Required work: Take the entries below and reproduce them word for word.

Supplied material:
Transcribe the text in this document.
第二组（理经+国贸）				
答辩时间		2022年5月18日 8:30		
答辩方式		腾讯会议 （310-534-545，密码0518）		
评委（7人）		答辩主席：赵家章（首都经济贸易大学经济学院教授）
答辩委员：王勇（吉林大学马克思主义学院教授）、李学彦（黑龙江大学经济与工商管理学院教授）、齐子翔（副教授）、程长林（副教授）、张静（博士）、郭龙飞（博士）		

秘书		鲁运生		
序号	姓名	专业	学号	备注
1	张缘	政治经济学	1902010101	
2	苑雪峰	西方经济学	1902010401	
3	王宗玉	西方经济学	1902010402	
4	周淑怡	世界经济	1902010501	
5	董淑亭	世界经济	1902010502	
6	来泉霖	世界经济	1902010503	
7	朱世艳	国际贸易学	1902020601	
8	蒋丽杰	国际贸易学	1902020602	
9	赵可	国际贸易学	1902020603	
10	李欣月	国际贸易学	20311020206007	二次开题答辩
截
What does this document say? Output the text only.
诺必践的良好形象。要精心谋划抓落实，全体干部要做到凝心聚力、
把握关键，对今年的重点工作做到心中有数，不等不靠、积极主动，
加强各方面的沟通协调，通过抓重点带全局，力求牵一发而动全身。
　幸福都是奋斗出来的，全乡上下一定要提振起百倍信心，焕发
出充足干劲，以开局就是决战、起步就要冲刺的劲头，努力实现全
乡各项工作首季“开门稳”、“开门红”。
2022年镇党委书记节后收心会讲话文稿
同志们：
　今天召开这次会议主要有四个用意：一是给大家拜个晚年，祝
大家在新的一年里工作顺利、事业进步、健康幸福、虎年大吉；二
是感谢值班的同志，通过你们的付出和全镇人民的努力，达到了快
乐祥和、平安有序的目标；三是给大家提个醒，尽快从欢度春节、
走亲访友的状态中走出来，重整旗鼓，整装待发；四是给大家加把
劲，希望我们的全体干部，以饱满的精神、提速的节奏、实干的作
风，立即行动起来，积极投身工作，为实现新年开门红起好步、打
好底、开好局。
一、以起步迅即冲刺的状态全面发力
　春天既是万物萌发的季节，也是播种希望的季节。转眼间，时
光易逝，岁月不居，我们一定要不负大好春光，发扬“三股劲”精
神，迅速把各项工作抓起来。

Reply to the task:
Transcribe the text in this document.
第二组（理经+国贸）				
答辩时间		2022年5月18日 8:30		
答辩方式		腾讯会议 （310-534-545，密码0518）		
评委（7人）		答辩主席：赵家章（首都经济贸易大学经济学院教授）
答辩委员：王勇（吉林大学马克思主义学院教授）、李学彦（黑龙江大学经济与工商管理学院教授）、齐子翔（副教授）、程长林（副教授）、张静（博士）、郭龙飞（博士）		

秘书		鲁运生		
序号	姓名	专业	学号	备注
1	张缘	政治经济学	1902010101	
2	苑雪峰	西方经济学	1902010401	
3	王宗玉	西方经济学	1902010402	
4	周淑怡	世界经济	1902010501	
5	董淑亭	世界经济	1902010502	
6	来泉霖	世界经济	1902010503	
7	朱世艳	国际贸易学	1902020601	
8	蒋丽杰	国际贸易学	1902020602	
9	赵可	国际贸易学	1902020603	
10	李欣月	国际贸易学	20311020206007	二次开题答辩
截
What does this document say? Output the text only.
诺必践的良好形象。要精心谋划抓落实，全体干部要做到凝心聚力、
把握关键，对今年的重点工作做到心中有数，不等不靠、积极主动，
加强各方面的沟通协调，通过抓重点带全局，力求牵一发而动全身。
　幸福都是奋斗出来的，全乡上下一定要提振起百倍信心，焕发
出充足干劲，以开局就是决战、起步就要冲刺的劲头，努力实现全
乡各项工作首季“开门稳”、“开门红”。
2022年镇党委书记节后收心会讲话文稿
同志们：
　今天召开这次会议主要有四个用意：一是给大家拜个晚年，祝
大家在新的一年里工作顺利、事业进步、健康幸福、虎年大吉；二
是感谢值班的同志，通过你们的付出和全镇人民的努力，达到了快
乐祥和、平安有序的目标；三是给大家提个醒，尽快从欢度春节、
走亲访友的状态中走出来，重整旗鼓，整装待发；四是给大家加把
劲，希望我们的全体干部，以饱满的精神、提速的节奏、实干的作
风，立即行动起来，积极投身工作，为实现新年开门红起好步、打
好底、开好局。
一、以起步迅即冲刺的状态全面发力
　春天既是万物萌发的季节，也是播种希望的季节。转眼间，时
光易逝，岁月不居，我们一定要不负大好春光，发扬“三股劲”精
神，迅速把各项工作抓起来。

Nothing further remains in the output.